WHAT YOU HAVE TO DO:
Could you copy out the records from their first line up to and including the line with "316, 480, 340]"?
- - -
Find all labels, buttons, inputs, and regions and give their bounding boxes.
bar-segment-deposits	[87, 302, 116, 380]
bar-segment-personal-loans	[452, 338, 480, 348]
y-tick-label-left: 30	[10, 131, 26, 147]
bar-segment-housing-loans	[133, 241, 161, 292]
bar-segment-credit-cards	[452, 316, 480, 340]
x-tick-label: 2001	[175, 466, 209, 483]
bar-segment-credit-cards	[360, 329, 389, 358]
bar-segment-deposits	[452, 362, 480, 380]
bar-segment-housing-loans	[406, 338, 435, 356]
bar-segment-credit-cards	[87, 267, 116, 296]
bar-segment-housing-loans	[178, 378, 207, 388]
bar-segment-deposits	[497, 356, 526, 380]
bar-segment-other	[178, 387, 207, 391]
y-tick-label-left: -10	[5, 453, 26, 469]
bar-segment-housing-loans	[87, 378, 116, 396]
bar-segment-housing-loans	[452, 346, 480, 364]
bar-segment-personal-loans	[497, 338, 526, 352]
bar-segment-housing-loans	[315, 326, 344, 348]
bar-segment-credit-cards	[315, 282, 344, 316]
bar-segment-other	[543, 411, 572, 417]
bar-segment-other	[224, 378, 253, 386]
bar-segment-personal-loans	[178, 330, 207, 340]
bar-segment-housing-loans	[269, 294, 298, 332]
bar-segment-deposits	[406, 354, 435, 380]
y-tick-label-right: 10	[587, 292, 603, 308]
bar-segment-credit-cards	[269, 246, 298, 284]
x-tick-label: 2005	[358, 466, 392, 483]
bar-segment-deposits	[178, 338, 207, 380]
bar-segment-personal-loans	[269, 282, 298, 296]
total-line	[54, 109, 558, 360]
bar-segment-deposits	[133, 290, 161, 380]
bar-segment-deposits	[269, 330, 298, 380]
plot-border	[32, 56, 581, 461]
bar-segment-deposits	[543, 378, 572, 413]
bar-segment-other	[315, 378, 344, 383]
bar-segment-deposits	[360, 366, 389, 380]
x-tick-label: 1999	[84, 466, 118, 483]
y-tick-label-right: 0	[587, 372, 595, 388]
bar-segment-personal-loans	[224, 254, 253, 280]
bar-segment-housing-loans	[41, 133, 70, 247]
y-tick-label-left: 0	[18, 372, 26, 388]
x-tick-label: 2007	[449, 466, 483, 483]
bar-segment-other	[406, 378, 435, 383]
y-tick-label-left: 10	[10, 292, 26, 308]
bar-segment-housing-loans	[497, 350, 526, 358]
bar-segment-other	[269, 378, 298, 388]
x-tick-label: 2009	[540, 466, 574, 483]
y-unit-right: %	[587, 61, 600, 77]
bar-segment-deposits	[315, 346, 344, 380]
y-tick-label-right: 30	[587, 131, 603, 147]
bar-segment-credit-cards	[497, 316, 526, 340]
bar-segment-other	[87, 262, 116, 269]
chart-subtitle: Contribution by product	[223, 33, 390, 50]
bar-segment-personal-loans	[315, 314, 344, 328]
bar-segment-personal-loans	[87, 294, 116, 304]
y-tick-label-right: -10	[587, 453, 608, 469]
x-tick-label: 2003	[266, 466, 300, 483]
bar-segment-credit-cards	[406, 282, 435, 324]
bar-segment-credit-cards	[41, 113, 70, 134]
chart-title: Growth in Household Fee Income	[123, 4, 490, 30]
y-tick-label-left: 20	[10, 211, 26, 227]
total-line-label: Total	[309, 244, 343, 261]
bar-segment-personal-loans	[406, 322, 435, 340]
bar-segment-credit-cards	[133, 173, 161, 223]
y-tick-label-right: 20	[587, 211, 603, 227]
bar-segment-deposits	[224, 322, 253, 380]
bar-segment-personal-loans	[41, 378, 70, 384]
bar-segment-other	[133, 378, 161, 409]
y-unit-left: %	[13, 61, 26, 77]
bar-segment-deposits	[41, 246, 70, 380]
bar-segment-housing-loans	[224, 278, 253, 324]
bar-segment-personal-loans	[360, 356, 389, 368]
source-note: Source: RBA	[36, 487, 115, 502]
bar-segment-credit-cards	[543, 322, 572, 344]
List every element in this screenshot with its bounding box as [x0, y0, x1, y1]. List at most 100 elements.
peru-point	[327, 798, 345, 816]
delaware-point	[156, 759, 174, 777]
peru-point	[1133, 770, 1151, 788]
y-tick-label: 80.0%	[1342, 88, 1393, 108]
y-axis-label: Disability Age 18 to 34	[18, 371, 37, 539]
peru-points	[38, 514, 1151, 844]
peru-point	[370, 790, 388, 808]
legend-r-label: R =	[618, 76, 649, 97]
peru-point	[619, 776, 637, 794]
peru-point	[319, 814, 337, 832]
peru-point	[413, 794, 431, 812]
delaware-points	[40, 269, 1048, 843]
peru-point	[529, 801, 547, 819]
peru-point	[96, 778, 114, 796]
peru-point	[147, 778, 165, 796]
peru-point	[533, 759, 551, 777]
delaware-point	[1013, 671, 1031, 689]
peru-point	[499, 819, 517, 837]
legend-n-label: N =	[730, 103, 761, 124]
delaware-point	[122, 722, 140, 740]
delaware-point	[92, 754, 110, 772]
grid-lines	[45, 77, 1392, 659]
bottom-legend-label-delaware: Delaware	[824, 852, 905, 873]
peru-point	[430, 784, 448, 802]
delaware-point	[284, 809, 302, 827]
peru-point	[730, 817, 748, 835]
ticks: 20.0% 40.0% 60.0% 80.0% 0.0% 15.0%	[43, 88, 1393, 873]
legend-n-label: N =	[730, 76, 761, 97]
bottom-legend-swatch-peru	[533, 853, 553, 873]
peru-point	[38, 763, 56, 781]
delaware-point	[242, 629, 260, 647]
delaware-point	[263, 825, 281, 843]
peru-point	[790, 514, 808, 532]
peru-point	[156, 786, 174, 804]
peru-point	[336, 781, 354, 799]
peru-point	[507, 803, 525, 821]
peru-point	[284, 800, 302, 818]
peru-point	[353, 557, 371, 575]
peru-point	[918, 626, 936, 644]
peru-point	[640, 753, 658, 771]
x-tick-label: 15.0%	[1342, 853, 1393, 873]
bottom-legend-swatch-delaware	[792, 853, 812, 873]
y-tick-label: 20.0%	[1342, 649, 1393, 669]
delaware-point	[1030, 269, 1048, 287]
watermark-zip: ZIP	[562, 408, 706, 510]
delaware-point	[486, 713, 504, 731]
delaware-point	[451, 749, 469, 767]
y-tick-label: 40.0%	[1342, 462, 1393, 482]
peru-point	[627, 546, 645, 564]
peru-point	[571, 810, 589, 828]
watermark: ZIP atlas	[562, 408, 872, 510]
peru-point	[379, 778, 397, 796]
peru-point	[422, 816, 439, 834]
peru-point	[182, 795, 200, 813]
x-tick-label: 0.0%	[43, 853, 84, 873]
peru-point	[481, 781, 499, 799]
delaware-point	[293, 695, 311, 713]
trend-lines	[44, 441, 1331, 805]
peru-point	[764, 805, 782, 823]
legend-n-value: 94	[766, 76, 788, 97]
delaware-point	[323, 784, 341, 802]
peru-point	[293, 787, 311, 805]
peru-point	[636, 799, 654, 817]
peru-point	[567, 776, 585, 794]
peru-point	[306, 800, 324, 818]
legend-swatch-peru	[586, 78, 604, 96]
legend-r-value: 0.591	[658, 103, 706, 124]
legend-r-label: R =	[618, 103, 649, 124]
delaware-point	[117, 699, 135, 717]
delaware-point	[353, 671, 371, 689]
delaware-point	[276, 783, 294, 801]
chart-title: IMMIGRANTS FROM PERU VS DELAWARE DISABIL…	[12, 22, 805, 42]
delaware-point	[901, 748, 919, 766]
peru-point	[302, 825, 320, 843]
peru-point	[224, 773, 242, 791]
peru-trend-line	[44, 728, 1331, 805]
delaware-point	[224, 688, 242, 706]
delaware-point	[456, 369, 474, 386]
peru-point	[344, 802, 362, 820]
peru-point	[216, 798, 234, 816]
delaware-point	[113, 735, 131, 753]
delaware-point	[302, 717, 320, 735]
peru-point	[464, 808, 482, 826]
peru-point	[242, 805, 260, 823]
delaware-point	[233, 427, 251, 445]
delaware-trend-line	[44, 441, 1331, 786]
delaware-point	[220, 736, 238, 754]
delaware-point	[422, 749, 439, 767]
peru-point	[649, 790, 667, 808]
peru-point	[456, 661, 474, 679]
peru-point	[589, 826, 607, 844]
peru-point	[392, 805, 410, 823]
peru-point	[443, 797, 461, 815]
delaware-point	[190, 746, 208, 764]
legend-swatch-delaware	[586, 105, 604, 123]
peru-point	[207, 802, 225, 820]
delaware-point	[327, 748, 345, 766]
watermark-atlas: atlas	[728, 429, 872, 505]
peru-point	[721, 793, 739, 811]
- - -
WRITTEN SOLUTION:
Find all labels, buttons, inputs, and regions and give their bounding boxes.
bar-segment-deposits	[87, 302, 116, 380]
bar-segment-personal-loans	[452, 338, 480, 348]
y-tick-label-left: 30	[10, 131, 26, 147]
bar-segment-housing-loans	[133, 241, 161, 292]
bar-segment-credit-cards	[452, 316, 480, 340]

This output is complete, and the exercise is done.